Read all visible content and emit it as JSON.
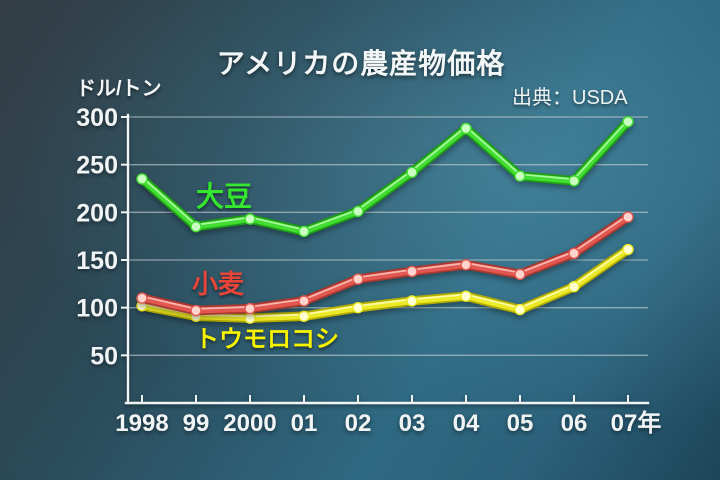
{
  "title": "アメリカの農産物価格",
  "unit_label": "ドル/トン",
  "source": "出典：USDA",
  "chart_data": {
    "type": "line",
    "title": "アメリカの農産物価格",
    "ylabel": "ドル/トン",
    "xlabel": "",
    "source": "出典：USDA",
    "x": [
      "1998",
      "99",
      "2000",
      "01",
      "02",
      "03",
      "04",
      "05",
      "06",
      "07年"
    ],
    "ylim": [
      0,
      300
    ],
    "yticks": [
      50,
      100,
      150,
      200,
      250,
      300
    ],
    "grid": true,
    "legend_position": "inline-labels",
    "series": [
      {
        "id": "soybean",
        "name": "大豆",
        "values": [
          235,
          185,
          193,
          180,
          201,
          242,
          288,
          238,
          233,
          295
        ],
        "colors": {
          "line": "#41dd30",
          "dark": "#1f9c16",
          "light": "#c9ffc0",
          "label": "#35e62e"
        }
      },
      {
        "id": "wheat",
        "name": "小麦",
        "values": [
          110,
          97,
          99,
          107,
          130,
          138,
          145,
          135,
          157,
          195
        ],
        "colors": {
          "line": "#e25850",
          "dark": "#a93830",
          "light": "#ffd4cd",
          "label": "#e8453a"
        }
      },
      {
        "id": "corn",
        "name": "トウモロコシ",
        "values": [
          102,
          91,
          89,
          91,
          100,
          107,
          112,
          98,
          122,
          161
        ],
        "colors": {
          "line": "#ece926",
          "dark": "#b3ac00",
          "light": "#ffffd2",
          "label": "#f6f200"
        }
      }
    ]
  }
}
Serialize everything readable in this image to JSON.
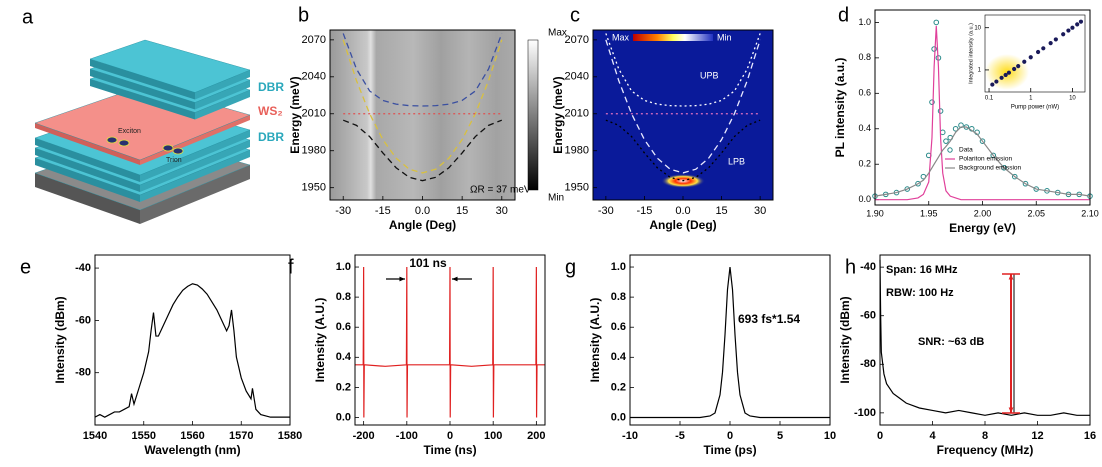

----------

## What is being asked
Give only the number of lines in the records that include the word "dark".

## Result
3